Data monetisation.   M1‟s  new 4G plans does away with the controversial  4G value added service (VAS)  surcharge  on  its previous  tiered pricing  plans (Value Surf, Lite Surf+, Extreme Surf+ and Max Surf+). Existing subscribers can choose to remain on the older  plans  although they would be subject to a  4G VAS surcharge from  1 Jan 2015. We  believe  subscribers  would be compelled to  re-contract  on  to  the  new 4G plans,  which  would  allow  them  to  purchase  a  new  subsidised  handset  and  avoid paying the surcharge when they come off their two-year contracts. Forecasts  lowered slightly.  We trim  our FY14 and FY15 forecasts by 2-3% after moderating  our  subscriber  growth  assumptions  and  assuming  a  more  competitive 2H2014 to factor  in headwinds in the  broadband and mobile segments. We estimate the proportion of postpaid subscribers on its tiered data plans to widen to 70% and 85%  in  FY14  and  FY15  from  49%  in  FY13,  with  25%  and  30%  exceeding  their bundled  data  respectively.  This  would  drive  a  projected  mobile  revenue  growth  of 5.9% for FY14 and 7.3% for FY15 from 6.1% for FY13. 
The factors  that  would put our earnings forecasts  at risk:  i) stronger-than-expected competition  in  the  mobile  and  fixed  broadband  segments,  ii)  higher-than-expected capex  and  iii)  an  acceleration  in  SAC.  M1  had  previously  reaffirmed  its  FY14 guidance  of  "moderate  net  profit  growth‟  and  capex  of  SGD130m,  which  include  a new  billing  system  and  the  construction  of  a  data  center.  We  expect  capex  to moderate  to  about  SGD90m  for  FY15,  consistent  with  its  regular  run-rate maintenance capex. This excludes  the payment of SGD40m for  a  2x20MHz of the 2500MHz spectrum.

Valuation and recommendation 
Maintain  BUY,  DCF  FV  lowered  slightly  to  SGD4.20.  Following  the  marginal downward revision to our forecasts, we lower  our DCF-derived FV to SGD4.20 (from SGD4.30),  premised on 7% WACC and terminal growth of 1.5%.  We like M1 for its stronger mobile revenue traction  and  good data monetisation efforts  as well as the potential  upside  from  greater  bundling  activities  with  the  implementation  of  cross carriage.  The strong demand for the IP6/IP6+ is positive  for M1 due to the adoption of  fair  value  accounting,  which  should  see  its  service  EBITDA  margin  (excluding handset sales) grow at the expense of its rivals. While there are concerns over value destruction in the fixed broadband segment from price competition,  we note that this is  mainly  confined  to  the  upper  end  of  the  market,  and  in  our  view,  unlikely  to generate into a full-blown price war. M1  remains  one  of  our  top  regional  picks  and  our  Top  Pick  for  Singapore  telco exposure.  Share  price  downside  will  likely  be  supported  by  its  attractive  dividend yield of 5.8% for FY14/FY15.

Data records
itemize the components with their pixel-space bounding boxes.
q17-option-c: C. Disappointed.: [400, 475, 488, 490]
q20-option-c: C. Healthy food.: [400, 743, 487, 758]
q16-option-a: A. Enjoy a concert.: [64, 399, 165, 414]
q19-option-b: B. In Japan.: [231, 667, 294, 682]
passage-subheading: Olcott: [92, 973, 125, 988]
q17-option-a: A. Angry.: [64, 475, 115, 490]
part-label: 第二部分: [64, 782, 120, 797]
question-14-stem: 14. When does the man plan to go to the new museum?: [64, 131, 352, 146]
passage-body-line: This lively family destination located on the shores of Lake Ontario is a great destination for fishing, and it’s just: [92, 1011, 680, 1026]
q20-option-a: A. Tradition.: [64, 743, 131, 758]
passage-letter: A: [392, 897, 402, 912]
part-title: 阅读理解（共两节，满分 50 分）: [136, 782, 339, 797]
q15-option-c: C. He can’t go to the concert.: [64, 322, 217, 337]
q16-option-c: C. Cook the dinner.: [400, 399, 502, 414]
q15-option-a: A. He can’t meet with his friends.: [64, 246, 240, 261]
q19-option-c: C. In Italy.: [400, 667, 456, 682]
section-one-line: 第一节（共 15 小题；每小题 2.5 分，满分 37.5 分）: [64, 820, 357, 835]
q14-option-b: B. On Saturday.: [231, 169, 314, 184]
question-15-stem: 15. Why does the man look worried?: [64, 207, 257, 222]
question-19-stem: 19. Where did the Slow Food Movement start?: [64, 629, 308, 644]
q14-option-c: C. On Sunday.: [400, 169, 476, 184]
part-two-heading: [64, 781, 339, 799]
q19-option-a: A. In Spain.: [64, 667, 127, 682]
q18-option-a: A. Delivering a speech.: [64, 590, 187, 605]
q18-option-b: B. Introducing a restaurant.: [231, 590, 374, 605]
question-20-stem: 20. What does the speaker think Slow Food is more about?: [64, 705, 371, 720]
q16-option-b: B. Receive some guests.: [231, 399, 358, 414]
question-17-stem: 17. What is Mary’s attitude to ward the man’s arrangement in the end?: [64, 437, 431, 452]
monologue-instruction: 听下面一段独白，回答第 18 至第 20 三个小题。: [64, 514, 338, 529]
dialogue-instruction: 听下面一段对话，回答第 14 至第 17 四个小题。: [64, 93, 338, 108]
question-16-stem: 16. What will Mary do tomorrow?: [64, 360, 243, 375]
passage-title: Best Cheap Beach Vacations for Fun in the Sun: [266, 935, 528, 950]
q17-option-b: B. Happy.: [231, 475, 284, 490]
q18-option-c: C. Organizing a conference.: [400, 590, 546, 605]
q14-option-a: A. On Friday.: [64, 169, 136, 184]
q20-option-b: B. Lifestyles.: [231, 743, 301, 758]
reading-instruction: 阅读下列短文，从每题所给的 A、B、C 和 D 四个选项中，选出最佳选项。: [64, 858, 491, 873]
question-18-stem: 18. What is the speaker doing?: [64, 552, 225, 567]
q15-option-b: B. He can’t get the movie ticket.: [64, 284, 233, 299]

§ **WHAT IS REQUIRED**
Please name every one of M1's previous tiered pricing plans that the excerpt mentions. The listing has no connection to the excerpt.

§ **TASK RESULT**
Value Surf, Lite Surf+, Extreme Surf+, Max Surf+